» PROBLEM
Tally the lines containing the word "Psychologie", and report the tally alone.

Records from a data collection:
....................
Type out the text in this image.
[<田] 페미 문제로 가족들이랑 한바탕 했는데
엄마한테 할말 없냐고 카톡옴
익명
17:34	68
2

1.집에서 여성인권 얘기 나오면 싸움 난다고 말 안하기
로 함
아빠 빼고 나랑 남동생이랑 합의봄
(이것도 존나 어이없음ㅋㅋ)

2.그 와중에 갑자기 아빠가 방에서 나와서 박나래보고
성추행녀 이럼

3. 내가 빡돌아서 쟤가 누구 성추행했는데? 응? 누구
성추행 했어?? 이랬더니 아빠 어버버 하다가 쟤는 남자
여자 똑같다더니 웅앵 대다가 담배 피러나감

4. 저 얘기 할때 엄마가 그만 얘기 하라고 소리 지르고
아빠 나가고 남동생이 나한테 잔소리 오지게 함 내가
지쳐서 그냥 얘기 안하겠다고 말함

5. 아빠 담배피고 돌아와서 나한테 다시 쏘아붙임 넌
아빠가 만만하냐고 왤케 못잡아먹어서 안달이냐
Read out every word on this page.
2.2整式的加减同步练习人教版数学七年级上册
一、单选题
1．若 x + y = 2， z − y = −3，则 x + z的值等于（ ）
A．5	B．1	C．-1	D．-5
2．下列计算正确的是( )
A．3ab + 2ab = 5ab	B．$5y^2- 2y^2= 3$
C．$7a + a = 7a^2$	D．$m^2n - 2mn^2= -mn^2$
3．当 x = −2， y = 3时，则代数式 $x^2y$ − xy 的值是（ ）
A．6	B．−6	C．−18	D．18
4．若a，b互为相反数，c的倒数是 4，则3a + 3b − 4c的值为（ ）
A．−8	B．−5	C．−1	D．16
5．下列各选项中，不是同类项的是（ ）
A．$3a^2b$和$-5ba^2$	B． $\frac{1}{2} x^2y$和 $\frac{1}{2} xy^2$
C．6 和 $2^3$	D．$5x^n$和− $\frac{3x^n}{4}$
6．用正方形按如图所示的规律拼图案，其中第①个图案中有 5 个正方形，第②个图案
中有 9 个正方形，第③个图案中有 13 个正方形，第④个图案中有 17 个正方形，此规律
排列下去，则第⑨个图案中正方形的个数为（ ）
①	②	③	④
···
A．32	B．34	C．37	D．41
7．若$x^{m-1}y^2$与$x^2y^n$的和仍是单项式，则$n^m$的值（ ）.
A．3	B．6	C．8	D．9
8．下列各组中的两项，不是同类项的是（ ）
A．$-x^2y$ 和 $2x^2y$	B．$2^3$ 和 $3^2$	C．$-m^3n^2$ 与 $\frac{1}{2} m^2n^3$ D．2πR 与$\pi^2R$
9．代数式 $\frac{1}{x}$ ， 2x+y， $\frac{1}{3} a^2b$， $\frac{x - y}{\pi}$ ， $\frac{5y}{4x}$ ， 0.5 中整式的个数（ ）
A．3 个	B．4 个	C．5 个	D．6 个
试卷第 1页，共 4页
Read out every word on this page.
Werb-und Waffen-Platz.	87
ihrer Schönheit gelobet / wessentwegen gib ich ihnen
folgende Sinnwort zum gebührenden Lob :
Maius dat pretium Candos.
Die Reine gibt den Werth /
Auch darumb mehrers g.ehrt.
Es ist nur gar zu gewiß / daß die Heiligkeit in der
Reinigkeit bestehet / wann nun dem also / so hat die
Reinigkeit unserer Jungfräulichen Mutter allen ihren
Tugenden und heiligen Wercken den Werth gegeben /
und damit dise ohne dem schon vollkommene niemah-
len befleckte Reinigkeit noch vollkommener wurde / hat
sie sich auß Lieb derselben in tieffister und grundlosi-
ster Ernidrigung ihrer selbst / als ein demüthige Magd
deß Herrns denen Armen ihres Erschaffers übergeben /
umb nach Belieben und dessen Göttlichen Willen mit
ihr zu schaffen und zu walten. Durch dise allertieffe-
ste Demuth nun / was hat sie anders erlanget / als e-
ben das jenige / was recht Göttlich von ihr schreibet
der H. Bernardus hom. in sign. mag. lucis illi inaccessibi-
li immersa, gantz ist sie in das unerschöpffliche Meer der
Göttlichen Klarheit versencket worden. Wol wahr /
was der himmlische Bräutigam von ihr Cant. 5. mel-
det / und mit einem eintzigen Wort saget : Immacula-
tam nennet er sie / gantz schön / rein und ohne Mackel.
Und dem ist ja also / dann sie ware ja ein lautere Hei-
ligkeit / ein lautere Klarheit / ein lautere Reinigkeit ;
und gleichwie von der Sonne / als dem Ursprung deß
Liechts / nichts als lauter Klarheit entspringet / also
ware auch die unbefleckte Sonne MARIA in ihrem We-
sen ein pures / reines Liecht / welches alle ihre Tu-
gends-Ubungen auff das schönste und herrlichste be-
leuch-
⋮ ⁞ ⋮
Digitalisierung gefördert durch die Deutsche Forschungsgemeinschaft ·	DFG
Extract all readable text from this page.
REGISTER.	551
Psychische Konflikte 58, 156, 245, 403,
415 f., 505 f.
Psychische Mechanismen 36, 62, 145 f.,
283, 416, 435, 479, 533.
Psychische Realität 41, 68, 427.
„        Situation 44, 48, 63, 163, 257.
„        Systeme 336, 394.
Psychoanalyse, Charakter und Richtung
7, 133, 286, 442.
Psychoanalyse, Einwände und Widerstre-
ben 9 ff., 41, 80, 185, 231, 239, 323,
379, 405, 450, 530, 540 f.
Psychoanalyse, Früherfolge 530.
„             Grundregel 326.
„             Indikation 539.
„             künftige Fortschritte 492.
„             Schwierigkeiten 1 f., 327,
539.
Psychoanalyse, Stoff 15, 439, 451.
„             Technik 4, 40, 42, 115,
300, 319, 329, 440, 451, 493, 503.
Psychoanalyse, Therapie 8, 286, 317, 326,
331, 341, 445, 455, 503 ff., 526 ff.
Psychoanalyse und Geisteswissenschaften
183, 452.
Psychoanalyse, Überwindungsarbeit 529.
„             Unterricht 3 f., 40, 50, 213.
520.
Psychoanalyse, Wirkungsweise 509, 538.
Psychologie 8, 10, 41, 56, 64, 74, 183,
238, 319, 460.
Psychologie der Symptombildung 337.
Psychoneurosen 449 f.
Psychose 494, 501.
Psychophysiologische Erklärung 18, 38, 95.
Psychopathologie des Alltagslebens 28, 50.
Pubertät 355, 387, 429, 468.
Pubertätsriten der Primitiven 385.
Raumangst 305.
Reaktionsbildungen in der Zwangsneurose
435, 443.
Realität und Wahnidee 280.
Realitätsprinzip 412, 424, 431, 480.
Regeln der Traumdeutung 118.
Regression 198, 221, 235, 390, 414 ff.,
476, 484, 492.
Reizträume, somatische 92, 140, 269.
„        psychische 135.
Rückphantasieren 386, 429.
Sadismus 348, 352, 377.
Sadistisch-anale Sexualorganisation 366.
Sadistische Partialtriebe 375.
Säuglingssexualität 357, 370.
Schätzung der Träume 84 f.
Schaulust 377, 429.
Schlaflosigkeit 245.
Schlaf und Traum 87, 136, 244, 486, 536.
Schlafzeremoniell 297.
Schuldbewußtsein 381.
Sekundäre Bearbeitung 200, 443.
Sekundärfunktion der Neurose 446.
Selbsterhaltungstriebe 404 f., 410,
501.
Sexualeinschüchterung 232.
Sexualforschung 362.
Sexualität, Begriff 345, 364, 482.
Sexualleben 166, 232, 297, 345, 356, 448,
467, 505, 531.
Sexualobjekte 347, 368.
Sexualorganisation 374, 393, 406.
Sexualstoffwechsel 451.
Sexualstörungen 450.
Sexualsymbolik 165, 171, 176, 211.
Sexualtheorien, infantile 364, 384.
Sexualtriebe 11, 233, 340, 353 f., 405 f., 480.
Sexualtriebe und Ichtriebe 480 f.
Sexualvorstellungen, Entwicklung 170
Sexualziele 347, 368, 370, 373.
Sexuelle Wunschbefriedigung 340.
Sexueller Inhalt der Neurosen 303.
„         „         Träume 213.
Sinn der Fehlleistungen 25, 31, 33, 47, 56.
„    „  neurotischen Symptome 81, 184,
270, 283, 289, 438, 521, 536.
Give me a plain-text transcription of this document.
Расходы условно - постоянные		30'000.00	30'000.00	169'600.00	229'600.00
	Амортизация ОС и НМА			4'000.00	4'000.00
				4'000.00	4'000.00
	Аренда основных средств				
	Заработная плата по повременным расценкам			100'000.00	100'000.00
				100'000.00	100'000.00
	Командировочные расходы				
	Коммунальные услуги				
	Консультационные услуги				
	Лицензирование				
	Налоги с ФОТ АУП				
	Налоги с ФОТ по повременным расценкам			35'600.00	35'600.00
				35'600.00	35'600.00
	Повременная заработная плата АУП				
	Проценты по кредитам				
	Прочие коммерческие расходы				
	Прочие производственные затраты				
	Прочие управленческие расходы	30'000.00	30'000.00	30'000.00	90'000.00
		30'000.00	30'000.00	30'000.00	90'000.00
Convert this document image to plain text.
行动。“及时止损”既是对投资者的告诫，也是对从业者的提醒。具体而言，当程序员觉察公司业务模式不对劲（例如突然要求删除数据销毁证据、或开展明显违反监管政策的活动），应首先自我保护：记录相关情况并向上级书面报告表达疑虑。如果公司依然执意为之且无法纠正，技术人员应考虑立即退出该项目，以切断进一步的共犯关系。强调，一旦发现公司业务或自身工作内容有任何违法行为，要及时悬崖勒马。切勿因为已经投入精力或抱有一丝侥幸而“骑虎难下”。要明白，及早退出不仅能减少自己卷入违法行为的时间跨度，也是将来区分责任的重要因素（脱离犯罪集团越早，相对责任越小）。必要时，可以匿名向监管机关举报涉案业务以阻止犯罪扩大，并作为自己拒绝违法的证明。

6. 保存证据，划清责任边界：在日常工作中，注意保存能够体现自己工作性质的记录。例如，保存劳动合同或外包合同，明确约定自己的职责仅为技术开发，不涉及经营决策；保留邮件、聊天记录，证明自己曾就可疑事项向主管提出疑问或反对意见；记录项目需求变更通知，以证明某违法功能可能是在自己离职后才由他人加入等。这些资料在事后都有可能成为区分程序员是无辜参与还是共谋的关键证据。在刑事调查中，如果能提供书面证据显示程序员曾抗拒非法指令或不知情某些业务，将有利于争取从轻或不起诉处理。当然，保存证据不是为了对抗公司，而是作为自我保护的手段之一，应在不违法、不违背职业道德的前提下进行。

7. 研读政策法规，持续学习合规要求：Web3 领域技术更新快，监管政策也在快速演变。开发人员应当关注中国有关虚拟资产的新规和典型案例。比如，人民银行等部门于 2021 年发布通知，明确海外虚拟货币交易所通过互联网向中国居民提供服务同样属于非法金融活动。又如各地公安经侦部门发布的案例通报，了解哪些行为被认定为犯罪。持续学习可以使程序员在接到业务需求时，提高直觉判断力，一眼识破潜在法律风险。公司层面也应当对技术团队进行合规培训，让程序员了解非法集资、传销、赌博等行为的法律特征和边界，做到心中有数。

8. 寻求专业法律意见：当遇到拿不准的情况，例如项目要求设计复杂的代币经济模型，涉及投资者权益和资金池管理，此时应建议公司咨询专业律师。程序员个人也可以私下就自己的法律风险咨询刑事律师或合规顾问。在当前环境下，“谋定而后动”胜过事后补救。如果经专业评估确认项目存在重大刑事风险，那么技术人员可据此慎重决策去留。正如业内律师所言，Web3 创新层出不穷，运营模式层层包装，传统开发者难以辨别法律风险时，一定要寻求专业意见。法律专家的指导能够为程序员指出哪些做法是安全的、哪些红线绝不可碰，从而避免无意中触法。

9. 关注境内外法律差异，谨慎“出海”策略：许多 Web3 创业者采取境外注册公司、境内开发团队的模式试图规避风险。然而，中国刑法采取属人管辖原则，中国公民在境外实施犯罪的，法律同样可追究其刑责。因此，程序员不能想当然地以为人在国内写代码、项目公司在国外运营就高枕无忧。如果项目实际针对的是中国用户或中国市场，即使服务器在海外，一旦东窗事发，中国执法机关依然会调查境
....................
» OUTPUT FOR THIS EXERCISE
2